··· Input records

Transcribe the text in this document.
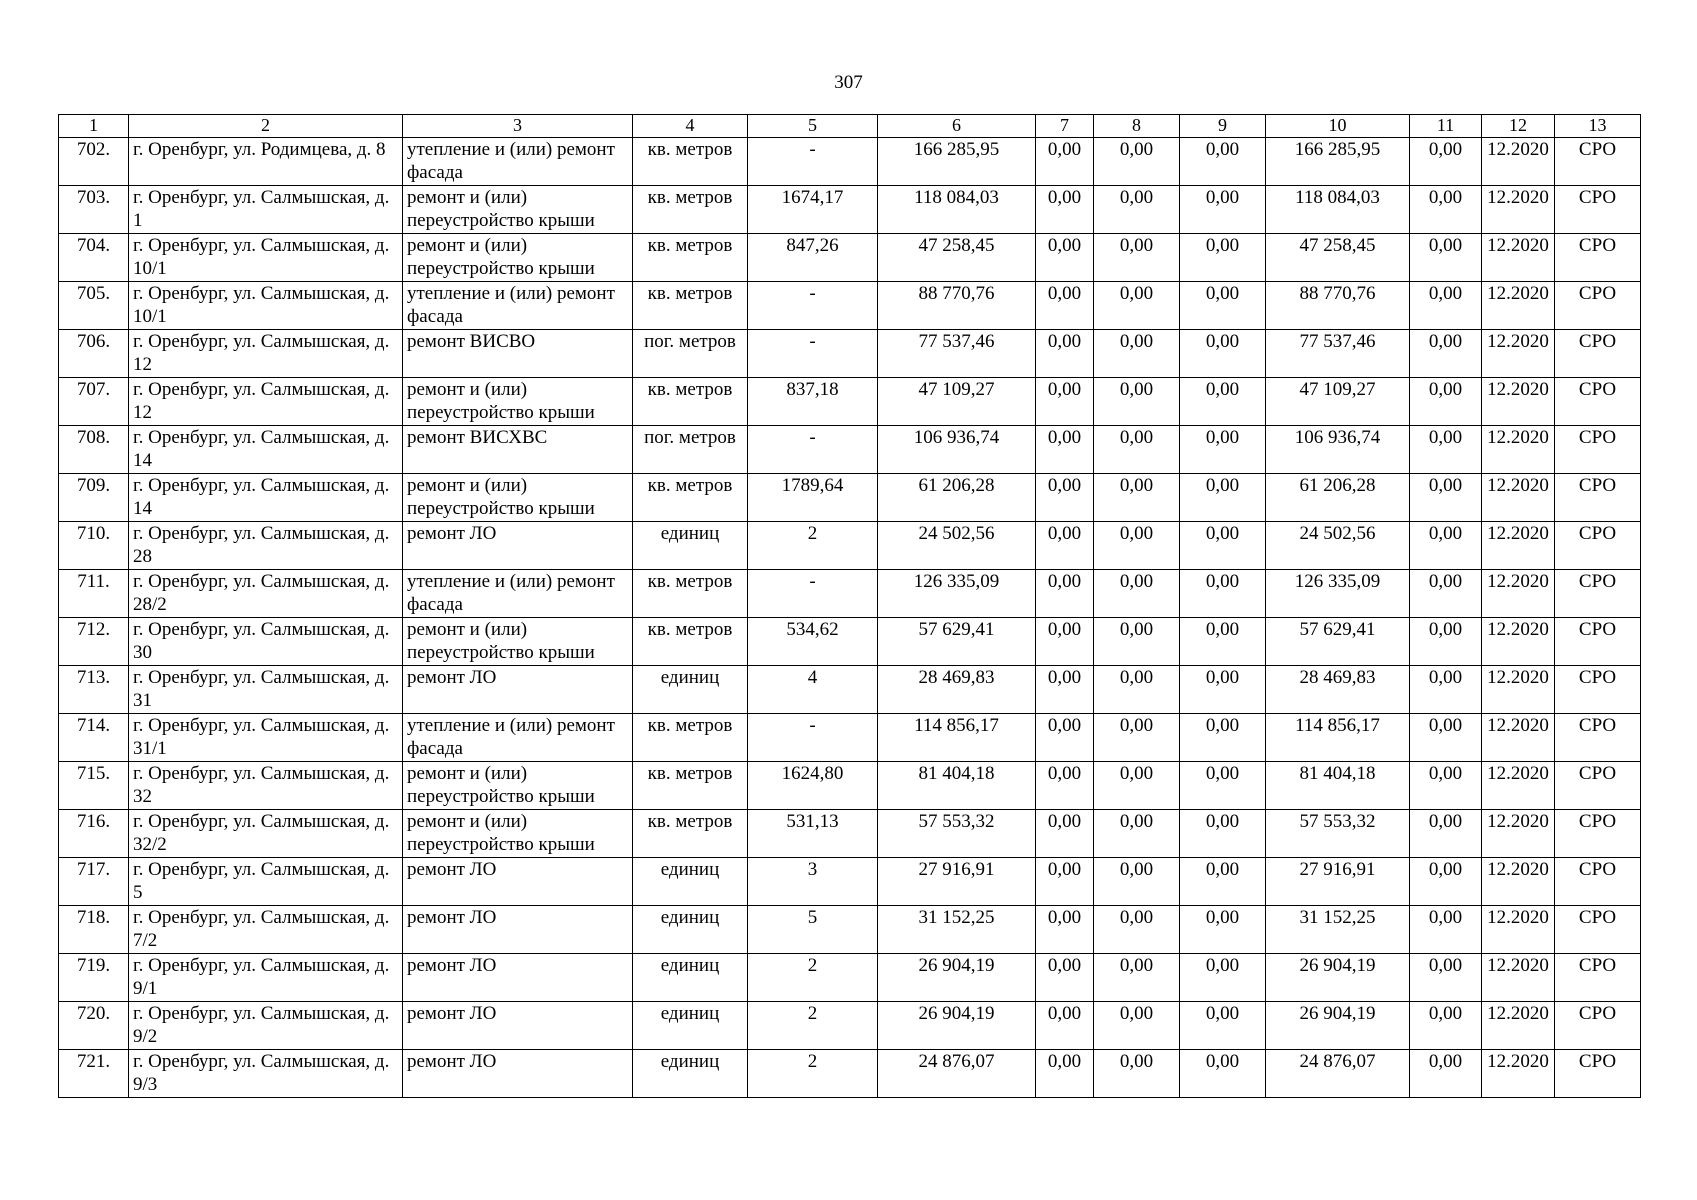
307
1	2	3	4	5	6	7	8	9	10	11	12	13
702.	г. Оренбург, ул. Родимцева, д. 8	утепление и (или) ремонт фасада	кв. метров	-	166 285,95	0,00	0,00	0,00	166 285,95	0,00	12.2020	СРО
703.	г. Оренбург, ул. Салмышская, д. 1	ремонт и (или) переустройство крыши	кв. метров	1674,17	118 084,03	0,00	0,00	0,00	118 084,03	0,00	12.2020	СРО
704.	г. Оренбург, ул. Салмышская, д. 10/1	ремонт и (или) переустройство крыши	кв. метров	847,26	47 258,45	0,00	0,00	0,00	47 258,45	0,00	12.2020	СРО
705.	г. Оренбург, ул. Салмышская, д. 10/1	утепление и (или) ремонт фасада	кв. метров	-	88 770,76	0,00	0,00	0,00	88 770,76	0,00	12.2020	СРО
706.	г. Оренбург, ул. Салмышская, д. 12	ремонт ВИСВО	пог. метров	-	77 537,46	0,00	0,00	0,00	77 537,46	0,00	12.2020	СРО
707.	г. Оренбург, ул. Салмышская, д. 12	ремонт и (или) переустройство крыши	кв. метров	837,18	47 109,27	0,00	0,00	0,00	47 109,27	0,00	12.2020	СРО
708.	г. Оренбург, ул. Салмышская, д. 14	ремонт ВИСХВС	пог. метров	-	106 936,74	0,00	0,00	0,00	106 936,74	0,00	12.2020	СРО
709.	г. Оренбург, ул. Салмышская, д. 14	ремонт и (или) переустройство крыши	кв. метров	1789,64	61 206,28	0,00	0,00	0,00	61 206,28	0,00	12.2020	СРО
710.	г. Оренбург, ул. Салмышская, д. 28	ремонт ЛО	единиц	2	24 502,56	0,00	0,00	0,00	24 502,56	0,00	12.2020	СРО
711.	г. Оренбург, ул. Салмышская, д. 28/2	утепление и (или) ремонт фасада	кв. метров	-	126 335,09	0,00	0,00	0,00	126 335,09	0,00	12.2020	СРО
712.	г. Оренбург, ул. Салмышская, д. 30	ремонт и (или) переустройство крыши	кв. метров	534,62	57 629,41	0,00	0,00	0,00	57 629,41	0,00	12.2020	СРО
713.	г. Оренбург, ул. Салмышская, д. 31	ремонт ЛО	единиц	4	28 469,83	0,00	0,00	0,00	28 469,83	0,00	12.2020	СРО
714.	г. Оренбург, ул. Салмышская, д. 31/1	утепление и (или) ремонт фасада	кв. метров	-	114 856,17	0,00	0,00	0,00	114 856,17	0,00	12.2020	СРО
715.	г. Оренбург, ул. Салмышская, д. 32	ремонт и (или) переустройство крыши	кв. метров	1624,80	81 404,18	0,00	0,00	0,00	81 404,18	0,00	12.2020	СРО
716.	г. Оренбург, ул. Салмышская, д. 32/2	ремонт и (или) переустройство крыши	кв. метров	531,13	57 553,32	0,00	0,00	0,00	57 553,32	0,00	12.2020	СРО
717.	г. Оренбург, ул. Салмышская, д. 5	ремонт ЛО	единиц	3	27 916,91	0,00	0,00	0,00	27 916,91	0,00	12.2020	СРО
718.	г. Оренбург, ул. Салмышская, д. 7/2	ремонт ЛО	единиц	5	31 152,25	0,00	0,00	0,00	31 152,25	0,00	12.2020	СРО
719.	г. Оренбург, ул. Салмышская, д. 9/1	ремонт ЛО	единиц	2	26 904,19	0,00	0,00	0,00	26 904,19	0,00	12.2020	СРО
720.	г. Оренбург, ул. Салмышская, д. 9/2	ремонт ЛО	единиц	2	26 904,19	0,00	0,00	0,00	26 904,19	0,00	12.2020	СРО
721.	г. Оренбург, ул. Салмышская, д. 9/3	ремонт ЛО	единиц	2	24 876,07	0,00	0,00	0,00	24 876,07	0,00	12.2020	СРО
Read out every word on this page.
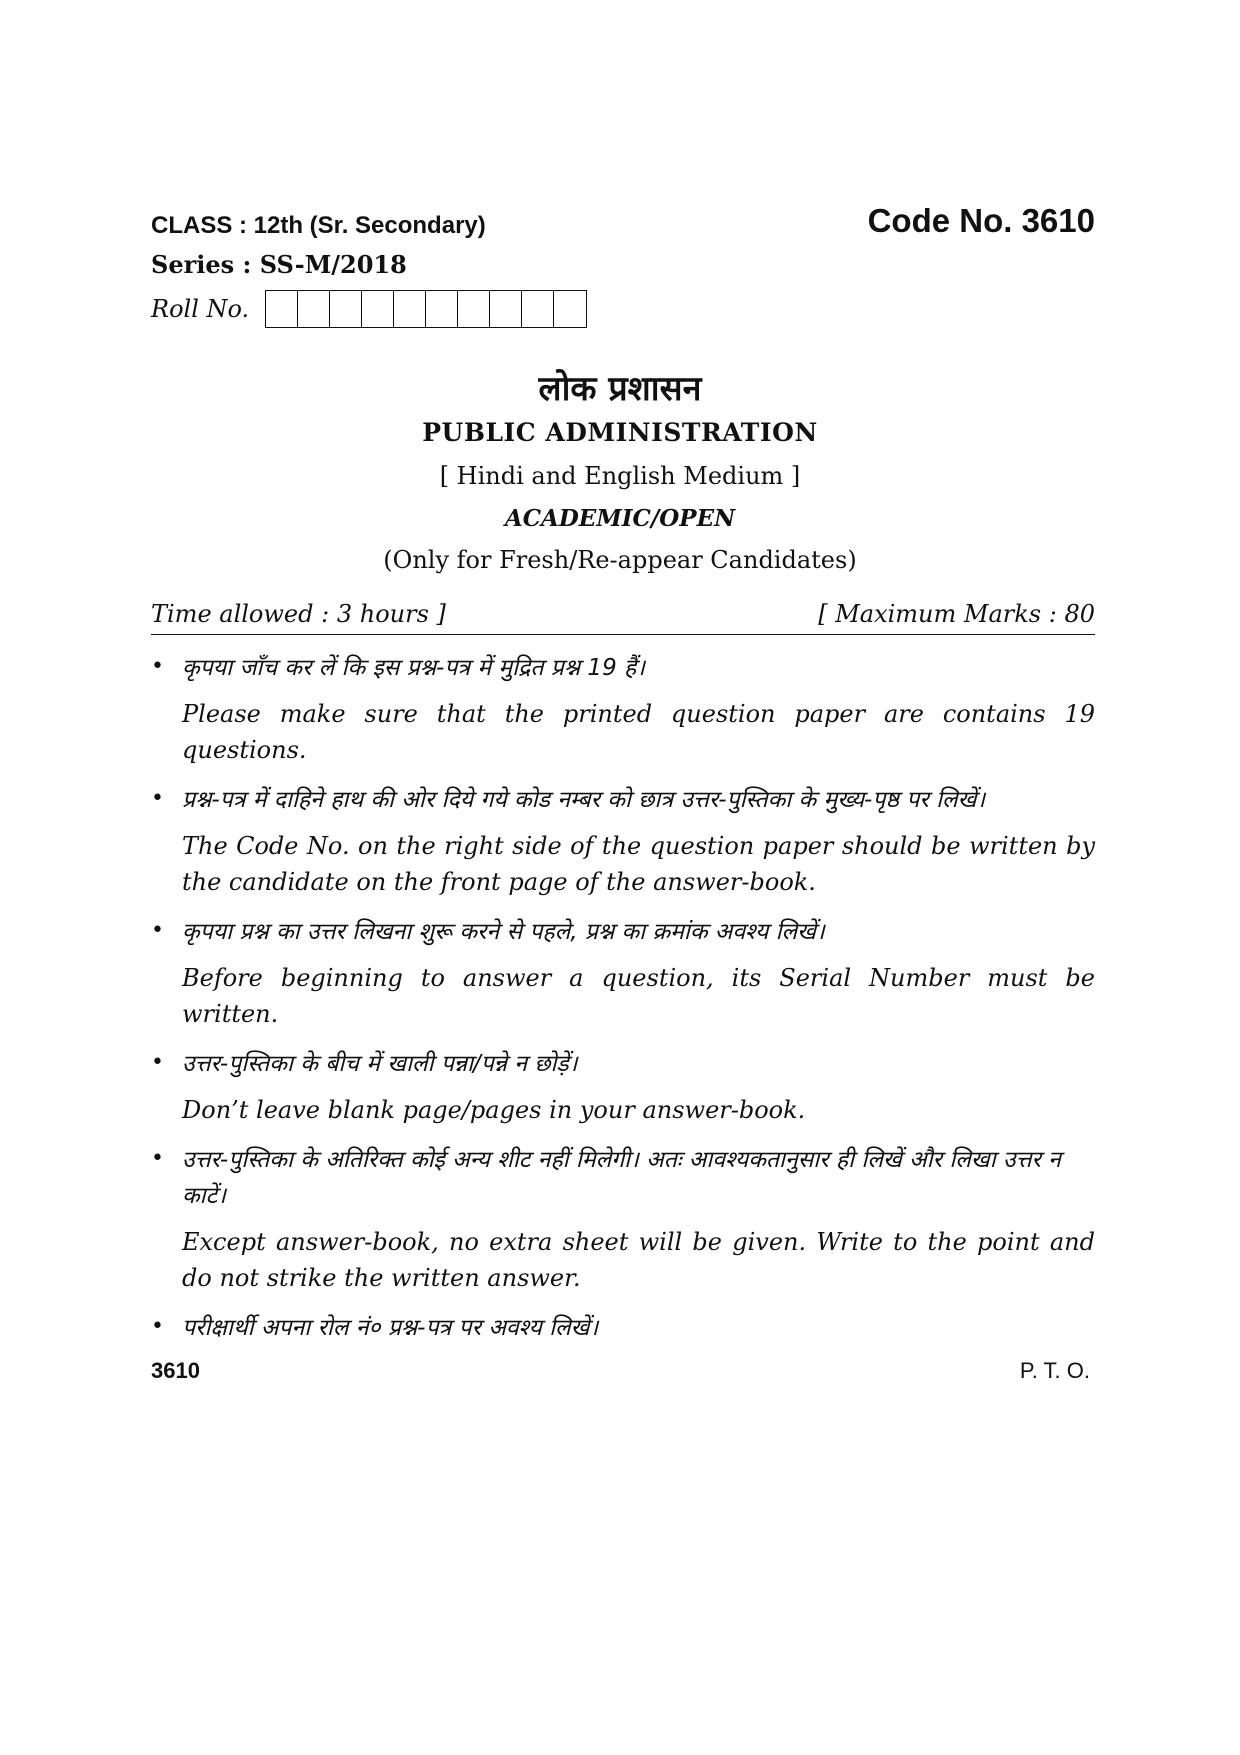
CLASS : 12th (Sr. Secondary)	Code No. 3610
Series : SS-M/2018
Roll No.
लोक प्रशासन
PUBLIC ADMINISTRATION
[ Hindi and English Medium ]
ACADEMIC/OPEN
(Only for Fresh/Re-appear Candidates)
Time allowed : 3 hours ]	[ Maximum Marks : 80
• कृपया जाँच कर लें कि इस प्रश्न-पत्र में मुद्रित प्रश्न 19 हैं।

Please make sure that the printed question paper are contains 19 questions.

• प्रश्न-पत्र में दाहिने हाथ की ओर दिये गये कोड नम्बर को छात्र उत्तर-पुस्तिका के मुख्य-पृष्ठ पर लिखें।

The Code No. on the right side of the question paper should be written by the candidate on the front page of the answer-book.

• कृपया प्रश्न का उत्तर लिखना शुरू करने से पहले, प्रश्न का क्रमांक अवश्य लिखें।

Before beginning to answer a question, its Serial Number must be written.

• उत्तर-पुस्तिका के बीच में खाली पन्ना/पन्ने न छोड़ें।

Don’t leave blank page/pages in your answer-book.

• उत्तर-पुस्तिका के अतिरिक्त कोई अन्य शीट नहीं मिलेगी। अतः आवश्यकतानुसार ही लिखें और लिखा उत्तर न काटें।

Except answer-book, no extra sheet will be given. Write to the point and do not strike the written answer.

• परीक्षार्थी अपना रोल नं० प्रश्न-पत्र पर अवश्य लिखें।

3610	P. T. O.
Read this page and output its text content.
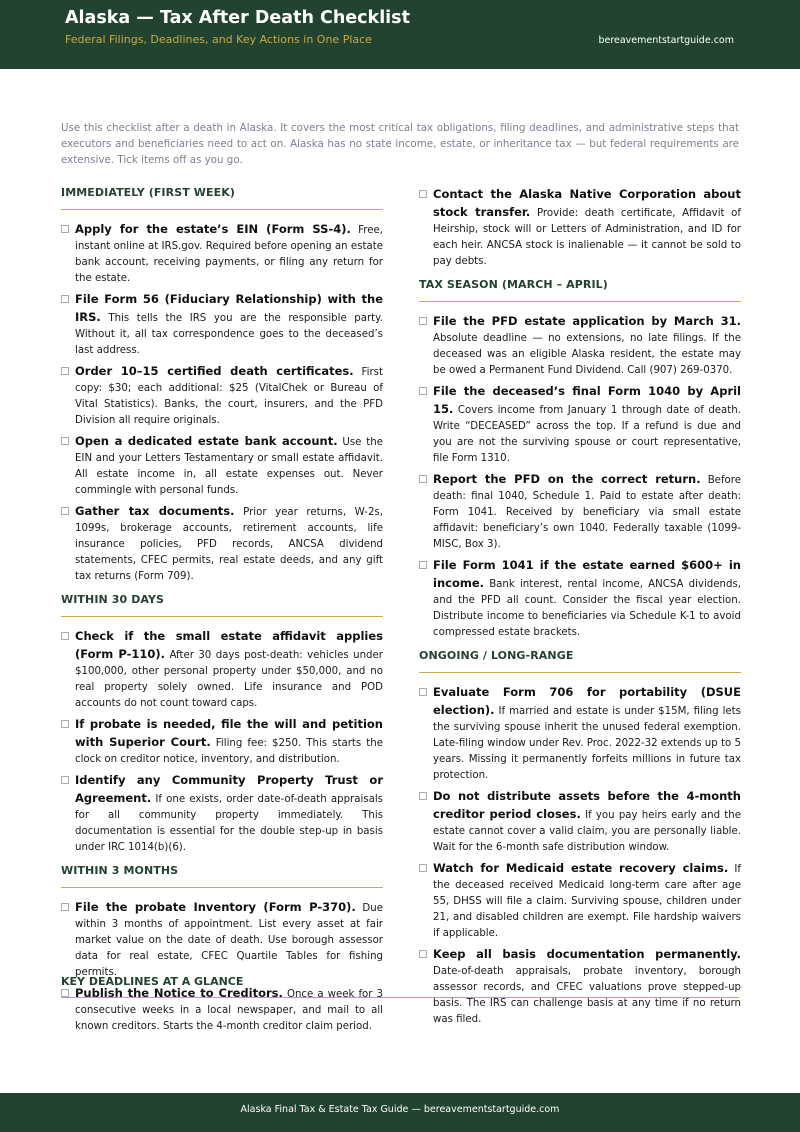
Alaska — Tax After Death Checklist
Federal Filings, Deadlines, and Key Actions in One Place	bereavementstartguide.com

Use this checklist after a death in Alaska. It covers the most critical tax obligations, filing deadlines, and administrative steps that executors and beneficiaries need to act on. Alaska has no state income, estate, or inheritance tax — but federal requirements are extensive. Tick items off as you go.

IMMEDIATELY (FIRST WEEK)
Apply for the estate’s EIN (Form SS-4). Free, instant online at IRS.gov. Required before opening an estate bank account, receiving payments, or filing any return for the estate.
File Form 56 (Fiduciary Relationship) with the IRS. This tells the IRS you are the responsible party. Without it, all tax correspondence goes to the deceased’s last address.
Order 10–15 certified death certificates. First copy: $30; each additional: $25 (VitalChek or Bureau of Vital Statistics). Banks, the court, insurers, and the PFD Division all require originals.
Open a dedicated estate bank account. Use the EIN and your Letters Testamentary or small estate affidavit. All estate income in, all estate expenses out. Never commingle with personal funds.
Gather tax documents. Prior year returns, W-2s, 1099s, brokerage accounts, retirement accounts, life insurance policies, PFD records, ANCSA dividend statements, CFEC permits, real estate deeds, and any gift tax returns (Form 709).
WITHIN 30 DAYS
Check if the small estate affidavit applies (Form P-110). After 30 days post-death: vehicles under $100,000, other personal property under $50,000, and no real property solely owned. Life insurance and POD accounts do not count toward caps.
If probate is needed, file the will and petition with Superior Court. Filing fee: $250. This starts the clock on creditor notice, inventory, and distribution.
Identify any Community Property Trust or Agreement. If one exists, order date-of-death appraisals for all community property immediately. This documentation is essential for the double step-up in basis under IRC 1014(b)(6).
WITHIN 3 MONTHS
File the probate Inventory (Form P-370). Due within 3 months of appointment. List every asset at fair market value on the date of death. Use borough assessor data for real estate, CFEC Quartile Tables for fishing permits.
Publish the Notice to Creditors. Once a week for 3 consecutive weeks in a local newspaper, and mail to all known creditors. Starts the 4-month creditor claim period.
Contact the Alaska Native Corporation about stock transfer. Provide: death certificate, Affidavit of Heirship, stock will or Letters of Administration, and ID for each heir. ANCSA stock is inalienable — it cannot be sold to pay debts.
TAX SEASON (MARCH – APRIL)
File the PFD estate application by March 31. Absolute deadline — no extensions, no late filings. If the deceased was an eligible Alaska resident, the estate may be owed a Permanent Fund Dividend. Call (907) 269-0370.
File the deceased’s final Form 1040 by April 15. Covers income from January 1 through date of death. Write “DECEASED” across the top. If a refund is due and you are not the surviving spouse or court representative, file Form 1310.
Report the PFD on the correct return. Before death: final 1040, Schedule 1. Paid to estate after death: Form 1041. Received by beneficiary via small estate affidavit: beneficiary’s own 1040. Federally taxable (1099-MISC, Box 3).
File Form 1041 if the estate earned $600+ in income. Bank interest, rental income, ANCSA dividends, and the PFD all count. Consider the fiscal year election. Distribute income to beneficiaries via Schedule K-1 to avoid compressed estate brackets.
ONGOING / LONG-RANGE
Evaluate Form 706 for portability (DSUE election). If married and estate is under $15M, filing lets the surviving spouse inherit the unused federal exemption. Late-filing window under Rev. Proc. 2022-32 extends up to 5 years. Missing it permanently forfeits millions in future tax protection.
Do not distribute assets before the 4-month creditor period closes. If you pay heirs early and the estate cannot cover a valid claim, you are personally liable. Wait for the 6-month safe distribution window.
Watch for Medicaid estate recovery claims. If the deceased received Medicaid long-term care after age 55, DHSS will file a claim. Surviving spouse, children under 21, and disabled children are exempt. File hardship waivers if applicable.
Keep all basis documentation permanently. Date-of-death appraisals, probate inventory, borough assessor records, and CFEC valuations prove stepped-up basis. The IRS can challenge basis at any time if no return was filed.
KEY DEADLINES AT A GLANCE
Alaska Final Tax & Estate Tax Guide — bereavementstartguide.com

······

Given problem :: Search the data above for the string "your" and copy each line that has it.

Reply to the task ::
Don’t leave blank page/pages in your answer-book.
Open a dedicated estate bank account. Use the EIN and your Letters Testamentary or small estate affidavit. All estate income in, all estate expenses out. Never commingle with personal funds.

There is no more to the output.